## START

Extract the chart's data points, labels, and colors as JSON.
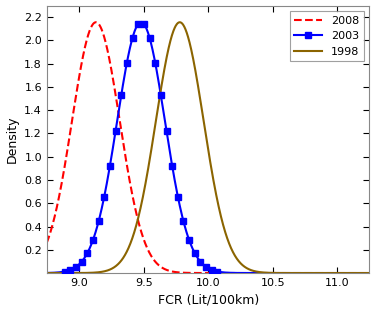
{
  "title": "",
  "xlabel": "FCR (Lit/100km)",
  "ylabel": "Density",
  "xlim": [
    8.75,
    11.25
  ],
  "ylim": [
    0,
    2.3
  ],
  "yticks": [
    0.2,
    0.4,
    0.6,
    0.8,
    1.0,
    1.2,
    1.4,
    1.6,
    1.8,
    2.0,
    2.2
  ],
  "xticks": [
    9,
    9.5,
    10,
    10.5,
    11
  ],
  "curves": [
    {
      "label": "2008",
      "mean": 9.13,
      "std": 0.185,
      "color": "#FF0000",
      "linestyle": "--",
      "linewidth": 1.5,
      "marker": null
    },
    {
      "label": "2003",
      "mean": 9.48,
      "std": 0.185,
      "color": "#0000FF",
      "linestyle": "-",
      "linewidth": 1.5,
      "marker": "s",
      "markersize": 4,
      "n_markers": 28
    },
    {
      "label": "1998",
      "mean": 9.78,
      "std": 0.185,
      "color": "#8B6400",
      "linestyle": "-",
      "linewidth": 1.5,
      "marker": null
    }
  ],
  "legend_loc": "upper right",
  "legend_fontsize": 8,
  "axes_bg": "#FFFFFF",
  "figure_bg": "#FFFFFF",
  "tick_labelsize": 8,
  "xlabel_fontsize": 9,
  "ylabel_fontsize": 9
}
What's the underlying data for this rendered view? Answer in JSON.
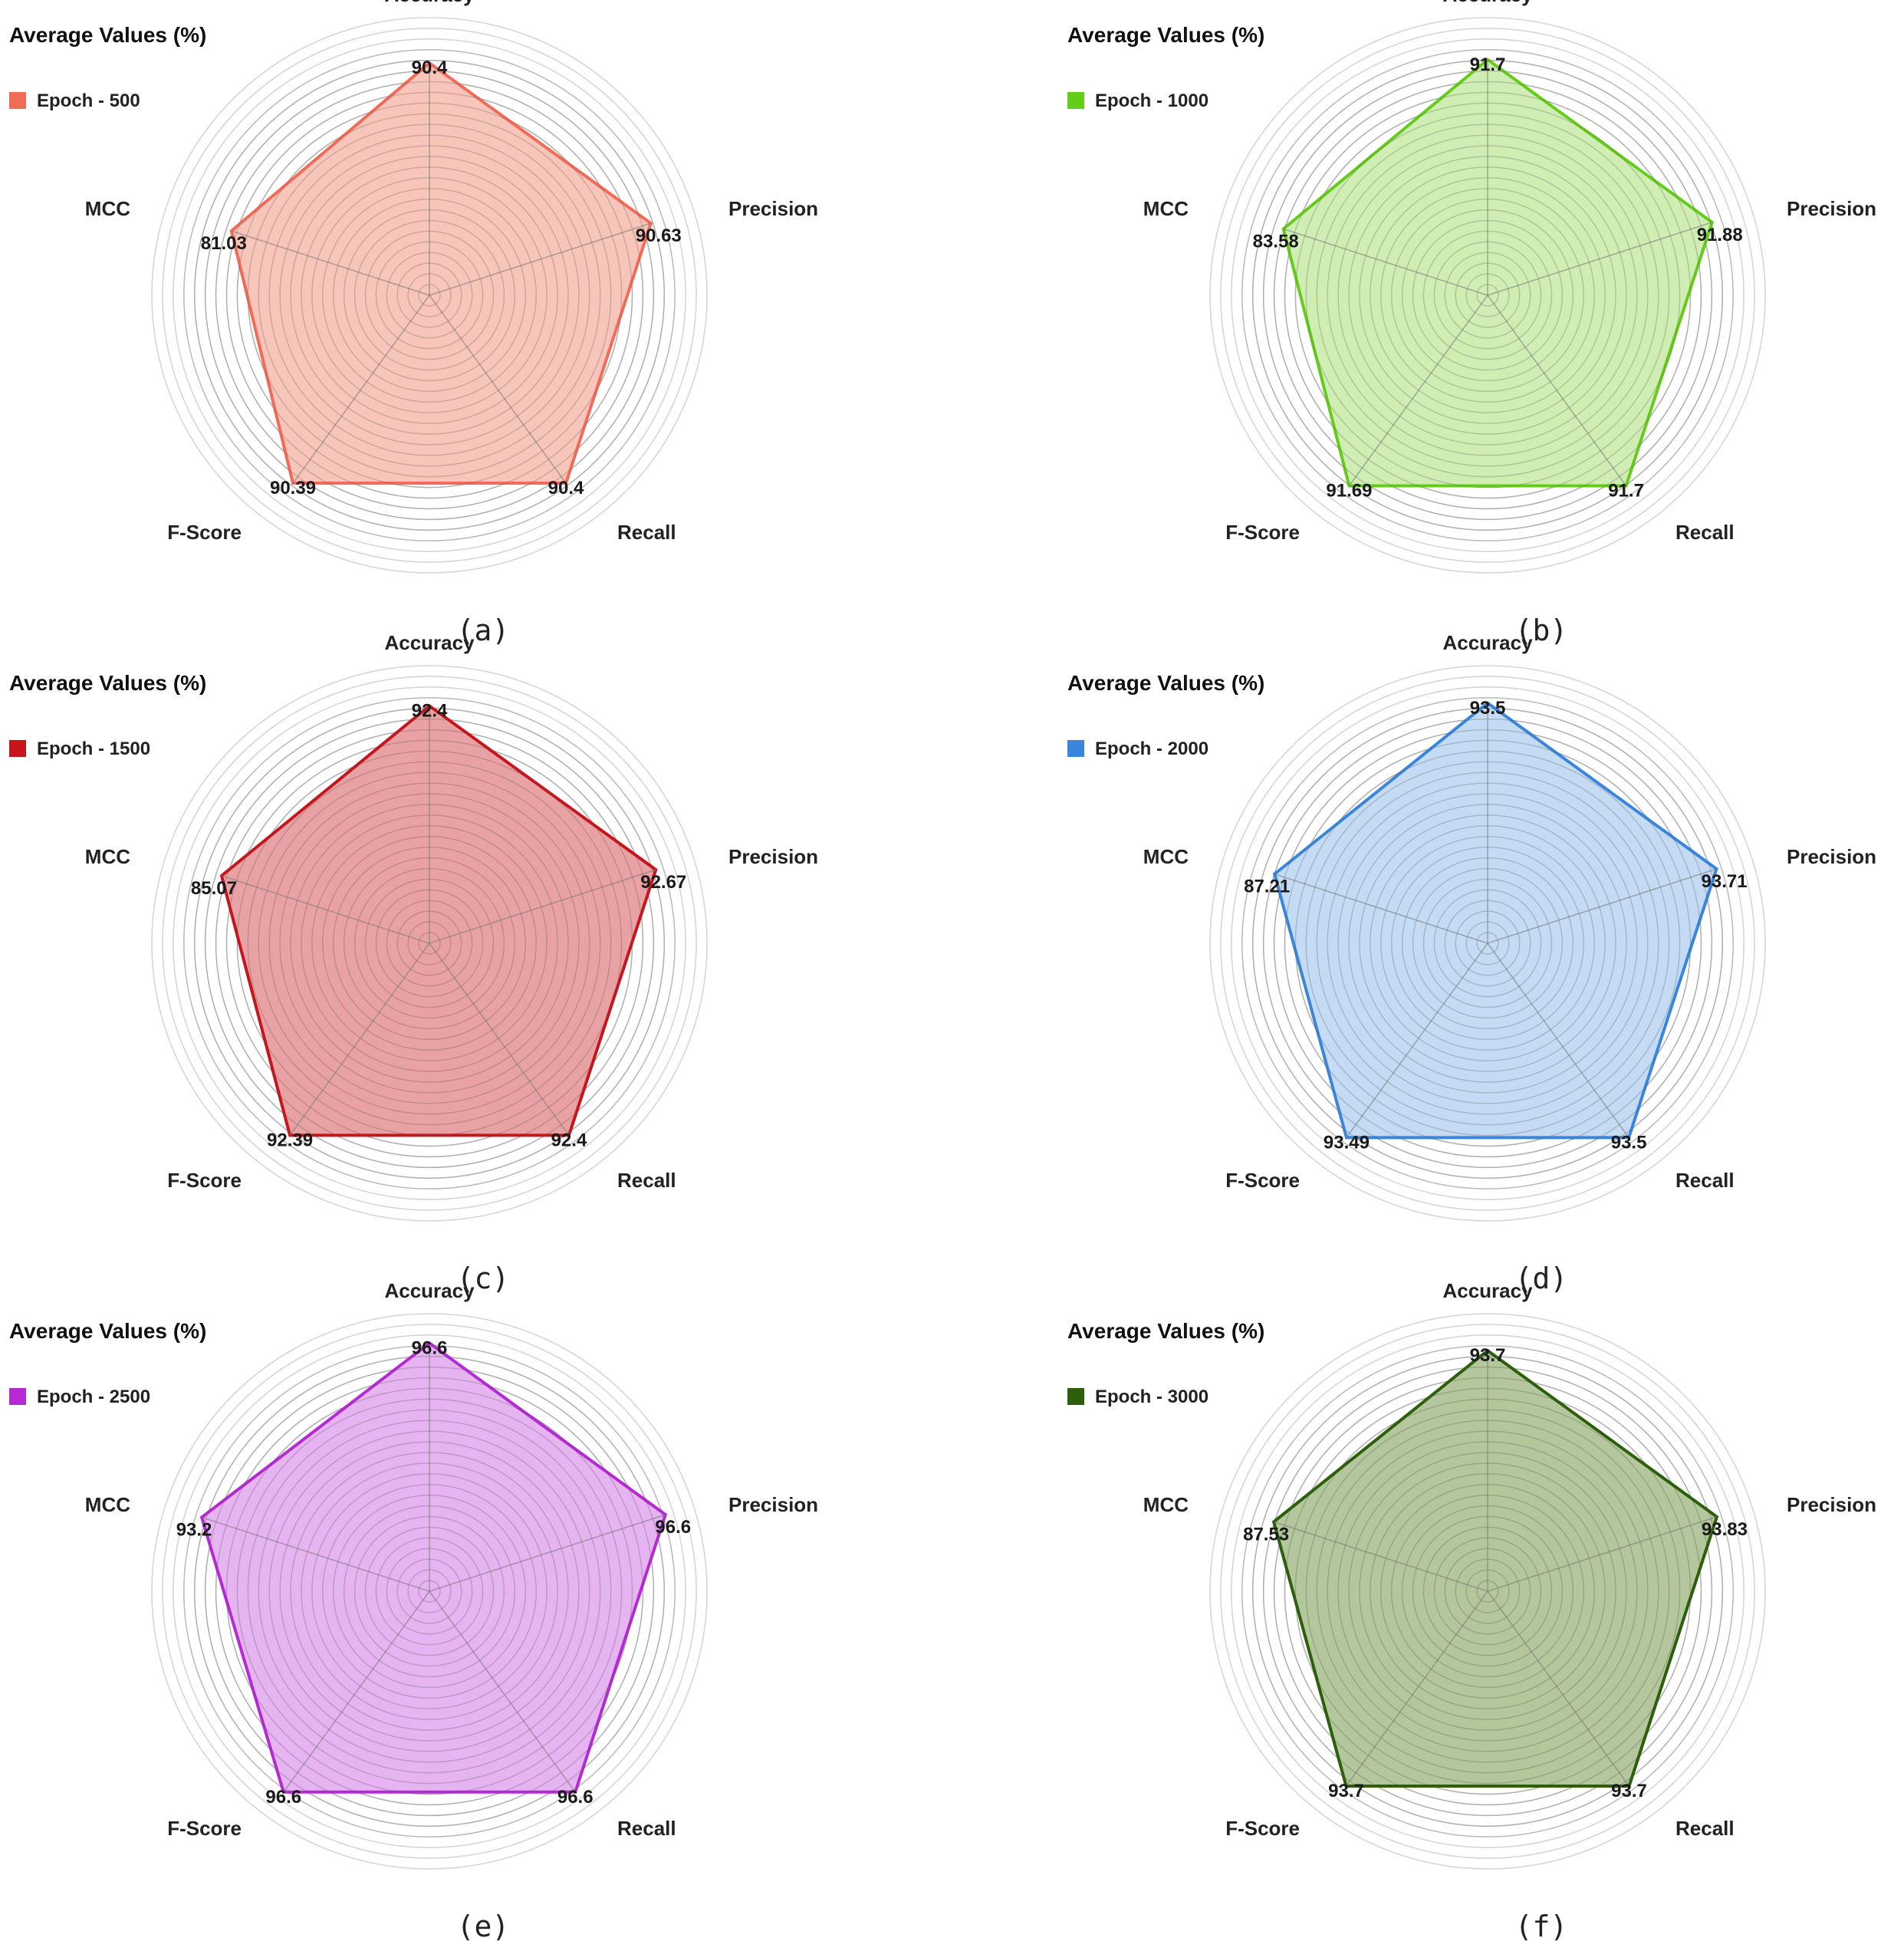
{
  "chart_data": [
    {
      "type": "radar",
      "panel_label": "(a)",
      "title": "Average Values (%)",
      "axes": [
        "Accuracy",
        "Precision",
        "Recall",
        "F-Score",
        "MCC"
      ],
      "series": [
        {
          "name": "Epoch - 500",
          "color": "#f26b57",
          "fill": "#f7b8ab",
          "values": [
            90.4,
            90.63,
            90.4,
            90.39,
            81.03
          ],
          "labels": [
            "90.4",
            "90.63",
            "90.4",
            "90.39",
            "81.03"
          ]
        }
      ]
    },
    {
      "type": "radar",
      "panel_label": "(b)",
      "title": "Average Values (%)",
      "axes": [
        "Accuracy",
        "Precision",
        "Recall",
        "F-Score",
        "MCC"
      ],
      "series": [
        {
          "name": "Epoch - 1000",
          "color": "#66cc1a",
          "fill": "#c6e9a4",
          "values": [
            91.7,
            91.88,
            91.7,
            91.69,
            83.58
          ],
          "labels": [
            "91.7",
            "91.88",
            "91.7",
            "91.69",
            "83.58"
          ]
        }
      ]
    },
    {
      "type": "radar",
      "panel_label": "(c)",
      "title": "Average Values (%)",
      "axes": [
        "Accuracy",
        "Precision",
        "Recall",
        "F-Score",
        "MCC"
      ],
      "series": [
        {
          "name": "Epoch - 1500",
          "color": "#c8151d",
          "fill": "#e48d8f",
          "values": [
            92.4,
            92.67,
            92.4,
            92.39,
            85.07
          ],
          "labels": [
            "92.4",
            "92.67",
            "92.4",
            "92.39",
            "85.07"
          ]
        }
      ]
    },
    {
      "type": "radar",
      "panel_label": "(d)",
      "title": "Average Values (%)",
      "axes": [
        "Accuracy",
        "Precision",
        "Recall",
        "F-Score",
        "MCC"
      ],
      "series": [
        {
          "name": "Epoch - 2000",
          "color": "#3a86dc",
          "fill": "#b7d3f0",
          "values": [
            93.5,
            93.71,
            93.5,
            93.49,
            87.21
          ],
          "labels": [
            "93.5",
            "93.71",
            "93.5",
            "93.49",
            "87.21"
          ]
        }
      ]
    },
    {
      "type": "radar",
      "panel_label": "(e)",
      "title": "Average Values (%)",
      "axes": [
        "Accuracy",
        "Precision",
        "Recall",
        "F-Score",
        "MCC"
      ],
      "series": [
        {
          "name": "Epoch - 2500",
          "color": "#b52ad4",
          "fill": "#e0a4ee",
          "values": [
            96.6,
            96.6,
            96.6,
            96.6,
            93.2
          ],
          "labels": [
            "96.6",
            "96.6",
            "96.6",
            "96.6",
            "93.2"
          ]
        }
      ]
    },
    {
      "type": "radar",
      "panel_label": "(f)",
      "title": "Average Values (%)",
      "axes": [
        "Accuracy",
        "Precision",
        "Recall",
        "F-Score",
        "MCC"
      ],
      "series": [
        {
          "name": "Epoch - 3000",
          "color": "#2b5f0a",
          "fill": "#a3ba86",
          "values": [
            93.7,
            93.83,
            93.7,
            93.7,
            87.53
          ],
          "labels": [
            "93.7",
            "93.83",
            "93.7",
            "93.7",
            "87.53"
          ]
        }
      ]
    }
  ]
}
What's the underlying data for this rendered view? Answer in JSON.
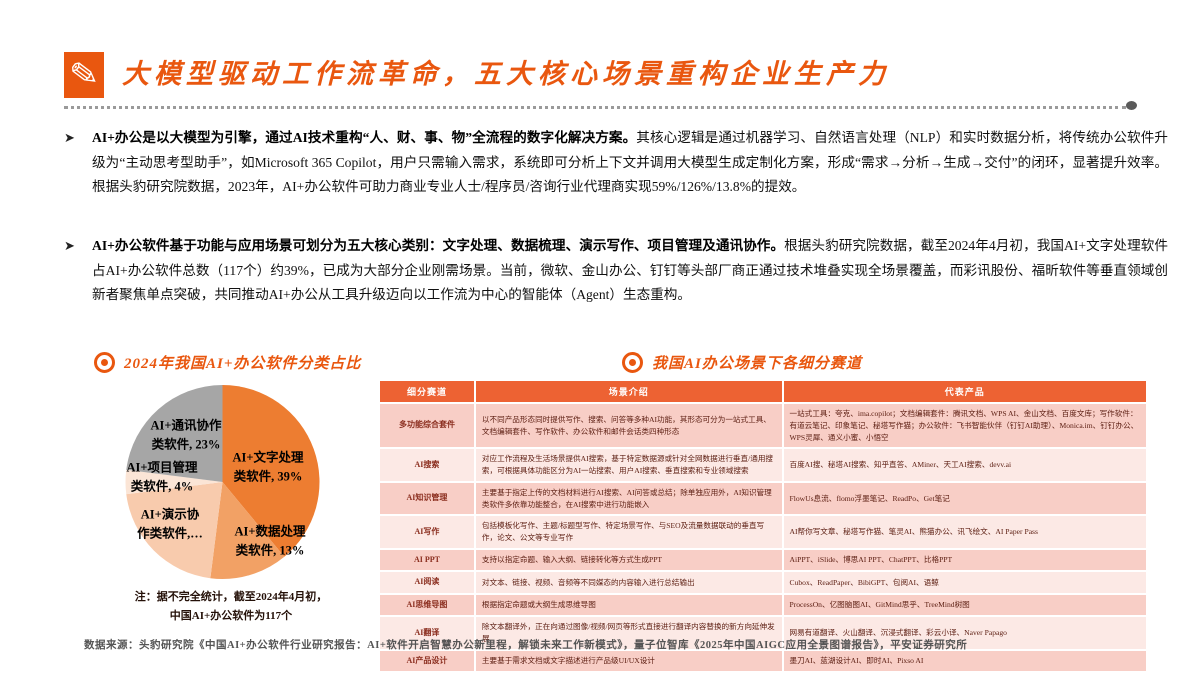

## END

Set the data above down again exactly as given, with no pictures.

Extract the chart's data points, labels, and colors as JSON.
{
  "title": "",
  "xlabel": "FCR (Lit/100km)",
  "ylabel": "Density",
  "xlim": [
    8.75,
    11.25
  ],
  "ylim": [
    0,
    2.3
  ],
  "yticks": [
    0.2,
    0.4,
    0.6,
    0.8,
    1.0,
    1.2,
    1.4,
    1.6,
    1.8,
    2.0,
    2.2
  ],
  "xticks": [
    9,
    9.5,
    10,
    10.5,
    11
  ],
  "curves": [
    {
      "label": "2008",
      "mean": 9.13,
      "std": 0.185,
      "color": "#FF0000",
      "linestyle": "--",
      "linewidth": 1.5,
      "marker": null
    },
    {
      "label": "2003",
      "mean": 9.48,
      "std": 0.185,
      "color": "#0000FF",
      "linestyle": "-",
      "linewidth": 1.5,
      "marker": "s",
      "markersize": 4,
      "n_markers": 28
    },
    {
      "label": "1998",
      "mean": 9.78,
      "std": 0.185,
      "color": "#8B6400",
      "linestyle": "-",
      "linewidth": 1.5,
      "marker": null
    }
  ],
  "legend_loc": "upper right",
  "legend_fontsize": 8,
  "axes_bg": "#FFFFFF",
  "figure_bg": "#FFFFFF",
  "tick_labelsize": 8,
  "xlabel_fontsize": 9,
  "ylabel_fontsize": 9
}
What's the underlying data for this rendered view? Answer in JSON.
{
  "chart_data": [
    {
      "type": "radar",
      "panel_label": "(a)",
      "title": "Average Values (%)",
      "axes": [
        "Accuracy",
        "Precision",
        "Recall",
        "F-Score",
        "MCC"
      ],
      "series": [
        {
          "name": "Epoch - 500",
          "color": "#f26b57",
          "fill": "#f7b8ab",
          "values": [
            90.4,
            90.63,
            90.4,
            90.39,
            81.03
          ],
          "labels": [
            "90.4",
            "90.63",
            "90.4",
            "90.39",
            "81.03"
          ]
        }
      ]
    },
    {
      "type": "radar",
      "panel_label": "(b)",
      "title": "Average Values (%)",
      "axes": [
        "Accuracy",
        "Precision",
        "Recall",
        "F-Score",
        "MCC"
      ],
      "series": [
        {
          "name": "Epoch - 1000",
          "color": "#66cc1a",
          "fill": "#c6e9a4",
          "values": [
            91.7,
            91.88,
            91.7,
            91.69,
            83.58
          ],
          "labels": [
            "91.7",
            "91.88",
            "91.7",
            "91.69",
            "83.58"
          ]
        }
      ]
    },
    {
      "type": "radar",
      "panel_label": "(c)",
      "title": "Average Values (%)",
      "axes": [
        "Accuracy",
        "Precision",
        "Recall",
        "F-Score",
        "MCC"
      ],
      "series": [
        {
          "name": "Epoch - 1500",
          "color": "#c8151d",
          "fill": "#e48d8f",
          "values": [
            92.4,
            92.67,
            92.4,
            92.39,
            85.07
          ],
          "labels": [
            "92.4",
            "92.67",
            "92.4",
            "92.39",
            "85.07"
          ]
        }
      ]
    },
    {
      "type": "radar",
      "panel_label": "(d)",
      "title": "Average Values (%)",
      "axes": [
        "Accuracy",
        "Precision",
        "Recall",
        "F-Score",
        "MCC"
      ],
      "series": [
        {
          "name": "Epoch - 2000",
          "color": "#3a86dc",
          "fill": "#b7d3f0",
          "values": [
            93.5,
            93.71,
            93.5,
            93.49,
            87.21
          ],
          "labels": [
            "93.5",
            "93.71",
            "93.5",
            "93.49",
            "87.21"
          ]
        }
      ]
    },
    {
      "type": "radar",
      "panel_label": "(e)",
      "title": "Average Values (%)",
      "axes": [
        "Accuracy",
        "Precision",
        "Recall",
        "F-Score",
        "MCC"
      ],
      "series": [
        {
          "name": "Epoch - 2500",
          "color": "#b52ad4",
          "fill": "#e0a4ee",
          "values": [
            96.6,
            96.6,
            96.6,
            96.6,
            93.2
          ],
          "labels": [
            "96.6",
            "96.6",
            "96.6",
            "96.6",
            "93.2"
          ]
        }
      ]
    },
    {
      "type": "radar",
      "panel_label": "(f)",
      "title": "Average Values (%)",
      "axes": [
        "Accuracy",
        "Precision",
        "Recall",
        "F-Score",
        "MCC"
      ],
      "series": [
        {
          "name": "Epoch - 3000",
          "color": "#2b5f0a",
          "fill": "#a3ba86",
          "values": [
            93.7,
            93.83,
            93.7,
            93.7,
            87.53
          ],
          "labels": [
            "93.7",
            "93.83",
            "93.7",
            "93.7",
            "87.53"
          ]
        }
      ]
    }
  ]
}
What's the underlying data for this rendered view? Answer in JSON.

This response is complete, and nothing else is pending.